● **Stated task**:
Search the data for the word "Experience". Reproduce every line where it is found.

(Data items)
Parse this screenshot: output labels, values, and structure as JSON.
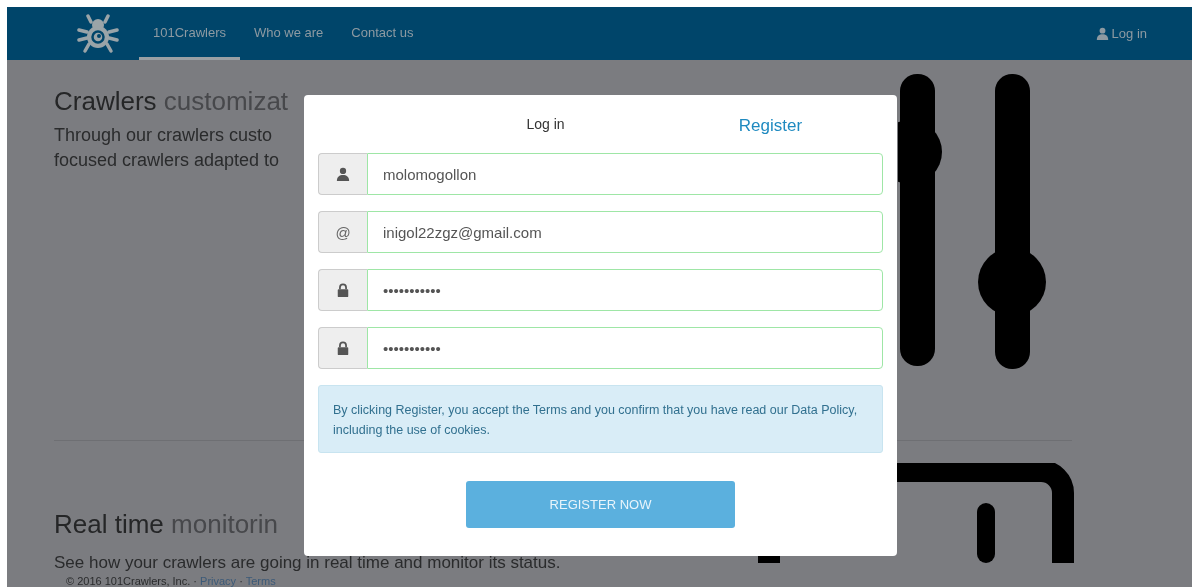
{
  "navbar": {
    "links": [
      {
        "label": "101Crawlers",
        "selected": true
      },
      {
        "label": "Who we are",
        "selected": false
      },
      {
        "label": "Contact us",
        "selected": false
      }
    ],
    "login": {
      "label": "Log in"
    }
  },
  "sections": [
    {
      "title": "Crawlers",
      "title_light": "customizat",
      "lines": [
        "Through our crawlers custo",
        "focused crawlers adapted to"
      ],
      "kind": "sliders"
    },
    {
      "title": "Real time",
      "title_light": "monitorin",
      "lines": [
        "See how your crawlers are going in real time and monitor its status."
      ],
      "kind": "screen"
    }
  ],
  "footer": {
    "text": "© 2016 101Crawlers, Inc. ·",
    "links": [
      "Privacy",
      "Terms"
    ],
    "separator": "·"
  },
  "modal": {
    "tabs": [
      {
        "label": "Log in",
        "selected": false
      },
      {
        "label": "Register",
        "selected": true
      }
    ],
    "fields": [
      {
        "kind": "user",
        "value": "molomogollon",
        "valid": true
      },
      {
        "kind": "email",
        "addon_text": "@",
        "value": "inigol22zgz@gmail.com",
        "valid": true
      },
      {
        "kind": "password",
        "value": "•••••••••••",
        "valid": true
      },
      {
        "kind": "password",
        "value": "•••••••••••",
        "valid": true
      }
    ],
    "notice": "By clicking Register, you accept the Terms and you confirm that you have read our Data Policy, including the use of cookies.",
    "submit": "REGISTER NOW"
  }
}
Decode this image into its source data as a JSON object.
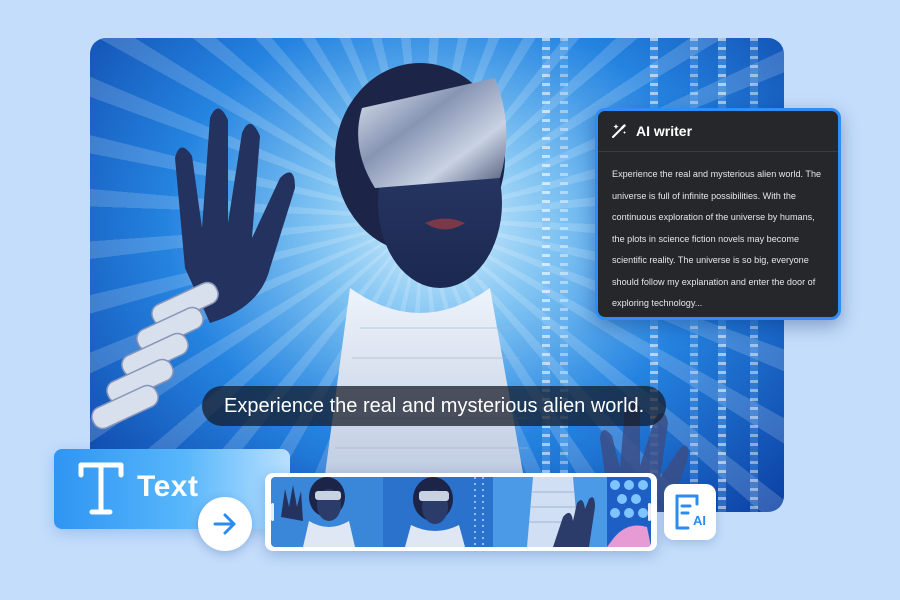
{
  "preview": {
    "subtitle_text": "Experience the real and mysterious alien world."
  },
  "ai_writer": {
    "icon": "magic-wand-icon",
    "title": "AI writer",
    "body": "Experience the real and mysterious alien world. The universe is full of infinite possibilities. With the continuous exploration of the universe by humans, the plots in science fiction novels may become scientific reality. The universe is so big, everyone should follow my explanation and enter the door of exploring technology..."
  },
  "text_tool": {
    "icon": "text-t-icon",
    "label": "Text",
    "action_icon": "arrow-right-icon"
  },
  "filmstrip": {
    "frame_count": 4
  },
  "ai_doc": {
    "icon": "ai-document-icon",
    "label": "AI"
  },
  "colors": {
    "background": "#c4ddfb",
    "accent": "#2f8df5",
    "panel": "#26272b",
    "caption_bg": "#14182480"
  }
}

● **Result**:
    "subtitle_text": "Experience the real and mysterious alien world."
    "body": "Experience the real and mysterious alien world. The universe is full of infinite possibilities. With the continuous exploration of the universe by humans, the plots in science fiction novels may become scientific reality. The universe is so big, everyone should follow my explanation and enter the door of exploring technology..."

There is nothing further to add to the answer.